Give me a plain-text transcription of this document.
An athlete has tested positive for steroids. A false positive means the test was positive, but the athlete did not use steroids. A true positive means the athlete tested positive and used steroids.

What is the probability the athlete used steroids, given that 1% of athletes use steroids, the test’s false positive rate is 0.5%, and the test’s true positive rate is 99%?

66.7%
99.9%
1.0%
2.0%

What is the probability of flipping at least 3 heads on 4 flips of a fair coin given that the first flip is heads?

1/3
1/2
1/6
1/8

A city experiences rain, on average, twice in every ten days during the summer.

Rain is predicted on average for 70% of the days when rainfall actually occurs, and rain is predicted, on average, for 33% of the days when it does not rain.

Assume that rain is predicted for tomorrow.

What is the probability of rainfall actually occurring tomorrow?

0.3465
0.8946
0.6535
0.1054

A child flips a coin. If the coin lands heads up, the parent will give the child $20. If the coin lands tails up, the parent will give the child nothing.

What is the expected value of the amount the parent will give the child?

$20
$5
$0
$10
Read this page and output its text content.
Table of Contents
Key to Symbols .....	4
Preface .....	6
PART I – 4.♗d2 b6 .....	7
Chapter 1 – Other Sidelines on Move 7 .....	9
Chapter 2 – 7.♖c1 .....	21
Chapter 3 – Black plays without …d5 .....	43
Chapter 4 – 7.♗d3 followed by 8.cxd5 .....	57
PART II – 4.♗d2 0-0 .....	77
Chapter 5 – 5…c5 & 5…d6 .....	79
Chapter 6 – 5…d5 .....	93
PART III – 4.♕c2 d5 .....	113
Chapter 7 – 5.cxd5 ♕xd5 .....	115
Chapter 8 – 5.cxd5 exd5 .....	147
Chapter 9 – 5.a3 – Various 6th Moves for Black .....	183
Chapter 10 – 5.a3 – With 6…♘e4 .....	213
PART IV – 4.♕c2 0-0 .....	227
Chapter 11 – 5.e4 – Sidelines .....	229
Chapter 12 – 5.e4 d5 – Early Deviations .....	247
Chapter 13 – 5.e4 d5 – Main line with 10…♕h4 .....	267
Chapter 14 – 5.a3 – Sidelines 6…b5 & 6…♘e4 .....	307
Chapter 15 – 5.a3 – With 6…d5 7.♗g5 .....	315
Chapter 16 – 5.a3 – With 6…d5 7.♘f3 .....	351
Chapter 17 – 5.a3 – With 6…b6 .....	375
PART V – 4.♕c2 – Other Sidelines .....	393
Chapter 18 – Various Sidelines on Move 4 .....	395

### [WORK TO BE COMPLETED]
Give all the entries again exactly; leave none out.

### [THE SOLUTION]
Give me a plain-text transcription of this document.
An athlete has tested positive for steroids. A false positive means the test was positive, but the athlete did not use steroids. A true positive means the athlete tested positive and used steroids.

What is the probability the athlete used steroids, given that 1% of athletes use steroids, the test’s false positive rate is 0.5%, and the test’s true positive rate is 99%?

66.7%
99.9%
1.0%
2.0%

What is the probability of flipping at least 3 heads on 4 flips of a fair coin given that the first flip is heads?

1/3
1/2
1/6
1/8

A city experiences rain, on average, twice in every ten days during the summer.

Rain is predicted on average for 70% of the days when rainfall actually occurs, and rain is predicted, on average, for 33% of the days when it does not rain.

Assume that rain is predicted for tomorrow.

What is the probability of rainfall actually occurring tomorrow?

0.3465
0.8946
0.6535
0.1054

A child flips a coin. If the coin lands heads up, the parent will give the child $20. If the coin lands tails up, the parent will give the child nothing.

What is the expected value of the amount the parent will give the child?

$20
$5
$0
$10
Read this page and output its text content.
Table of Contents
Key to Symbols .....	4
Preface .....	6
PART I – 4.♗d2 b6 .....	7
Chapter 1 – Other Sidelines on Move 7 .....	9
Chapter 2 – 7.♖c1 .....	21
Chapter 3 – Black plays without …d5 .....	43
Chapter 4 – 7.♗d3 followed by 8.cxd5 .....	57
PART II – 4.♗d2 0-0 .....	77
Chapter 5 – 5…c5 & 5…d6 .....	79
Chapter 6 – 5…d5 .....	93
PART III – 4.♕c2 d5 .....	113
Chapter 7 – 5.cxd5 ♕xd5 .....	115
Chapter 8 – 5.cxd5 exd5 .....	147
Chapter 9 – 5.a3 – Various 6th Moves for Black .....	183
Chapter 10 – 5.a3 – With 6…♘e4 .....	213
PART IV – 4.♕c2 0-0 .....	227
Chapter 11 – 5.e4 – Sidelines .....	229
Chapter 12 – 5.e4 d5 – Early Deviations .....	247
Chapter 13 – 5.e4 d5 – Main line with 10…♕h4 .....	267
Chapter 14 – 5.a3 – Sidelines 6…b5 & 6…♘e4 .....	307
Chapter 15 – 5.a3 – With 6…d5 7.♗g5 .....	315
Chapter 16 – 5.a3 – With 6…d5 7.♘f3 .....	351
Chapter 17 – 5.a3 – With 6…b6 .....	375
PART V – 4.♕c2 – Other Sidelines .....	393
Chapter 18 – Various Sidelines on Move 4 .....	395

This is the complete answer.